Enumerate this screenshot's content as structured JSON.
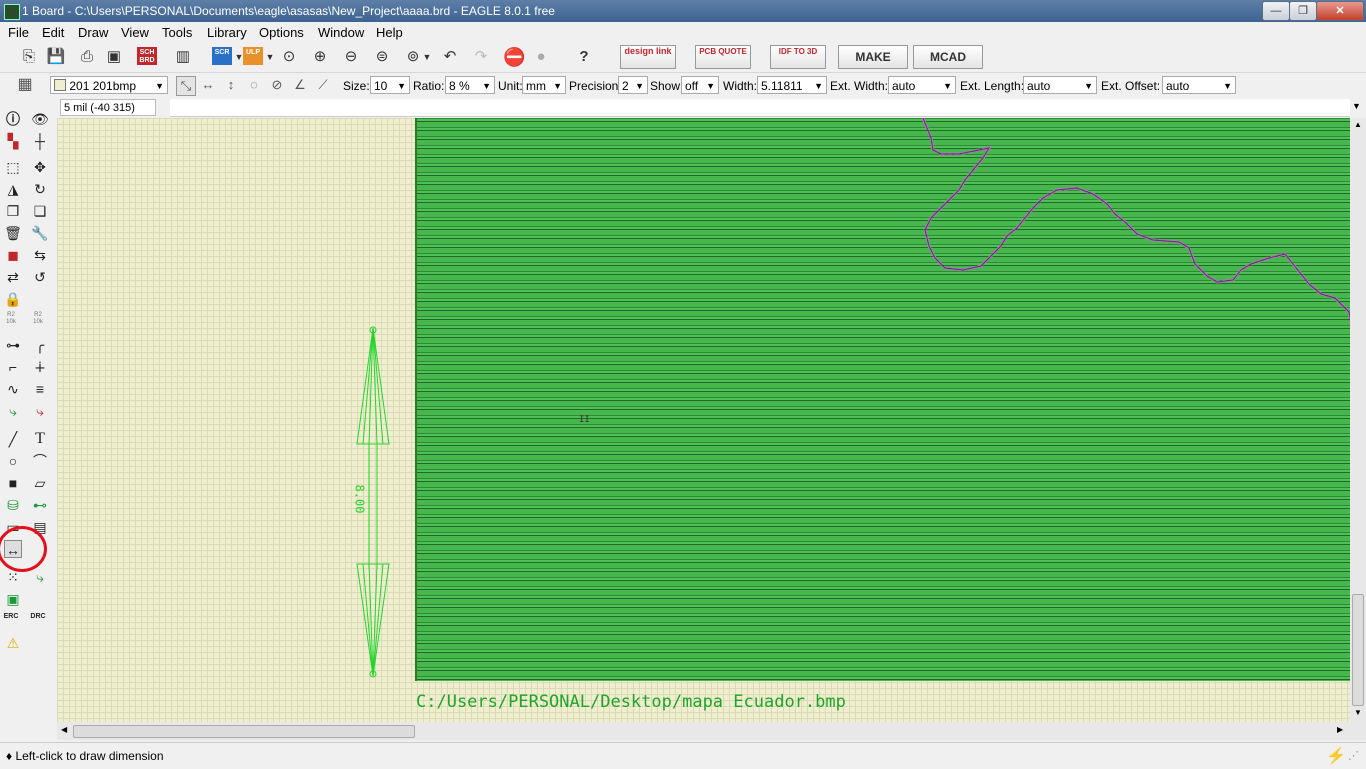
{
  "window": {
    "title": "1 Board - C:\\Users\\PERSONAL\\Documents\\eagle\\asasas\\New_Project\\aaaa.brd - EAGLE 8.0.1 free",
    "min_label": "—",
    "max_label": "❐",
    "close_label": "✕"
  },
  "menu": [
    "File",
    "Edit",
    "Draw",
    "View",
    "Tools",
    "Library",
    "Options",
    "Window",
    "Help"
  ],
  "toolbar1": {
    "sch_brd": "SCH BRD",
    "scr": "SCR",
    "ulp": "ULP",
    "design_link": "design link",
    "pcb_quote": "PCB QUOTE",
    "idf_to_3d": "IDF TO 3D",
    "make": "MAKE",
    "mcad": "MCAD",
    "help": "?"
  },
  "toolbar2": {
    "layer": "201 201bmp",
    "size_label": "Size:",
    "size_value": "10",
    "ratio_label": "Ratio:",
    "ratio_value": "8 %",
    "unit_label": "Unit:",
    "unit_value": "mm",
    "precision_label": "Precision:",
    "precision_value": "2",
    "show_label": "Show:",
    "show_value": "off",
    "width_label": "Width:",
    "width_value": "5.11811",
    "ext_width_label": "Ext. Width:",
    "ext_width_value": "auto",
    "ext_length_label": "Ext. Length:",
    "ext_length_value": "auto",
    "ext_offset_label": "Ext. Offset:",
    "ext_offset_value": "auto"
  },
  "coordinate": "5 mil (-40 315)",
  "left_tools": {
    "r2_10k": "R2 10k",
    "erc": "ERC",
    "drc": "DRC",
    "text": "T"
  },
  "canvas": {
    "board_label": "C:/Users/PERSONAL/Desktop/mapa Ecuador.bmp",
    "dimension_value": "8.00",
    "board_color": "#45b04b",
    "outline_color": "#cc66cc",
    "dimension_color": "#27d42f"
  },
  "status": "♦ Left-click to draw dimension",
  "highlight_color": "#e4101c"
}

+===+

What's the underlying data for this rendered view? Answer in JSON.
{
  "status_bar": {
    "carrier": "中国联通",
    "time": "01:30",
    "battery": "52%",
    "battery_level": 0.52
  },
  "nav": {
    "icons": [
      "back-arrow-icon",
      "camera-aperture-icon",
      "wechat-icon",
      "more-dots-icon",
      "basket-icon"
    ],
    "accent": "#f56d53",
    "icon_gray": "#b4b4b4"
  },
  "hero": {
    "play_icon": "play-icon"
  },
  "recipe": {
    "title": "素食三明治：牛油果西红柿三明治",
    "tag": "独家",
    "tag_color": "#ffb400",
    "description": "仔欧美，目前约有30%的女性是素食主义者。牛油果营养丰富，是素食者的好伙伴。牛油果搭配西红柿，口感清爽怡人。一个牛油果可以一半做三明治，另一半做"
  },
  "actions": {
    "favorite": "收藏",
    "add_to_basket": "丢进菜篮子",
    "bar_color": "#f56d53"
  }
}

+===+

### Aim of the exercise
Scan the listing above for the word "Users" and show each line where it is found.

### Solution below
    "title": "1 Board - C:\\Users\\PERSONAL\\Documents\\eagle\\asasas\\New_Project\\aaaa.brd - EAGLE 8.0.1 free",
    "board_label": "C:/Users/PERSONAL/Desktop/mapa Ecuador.bmp",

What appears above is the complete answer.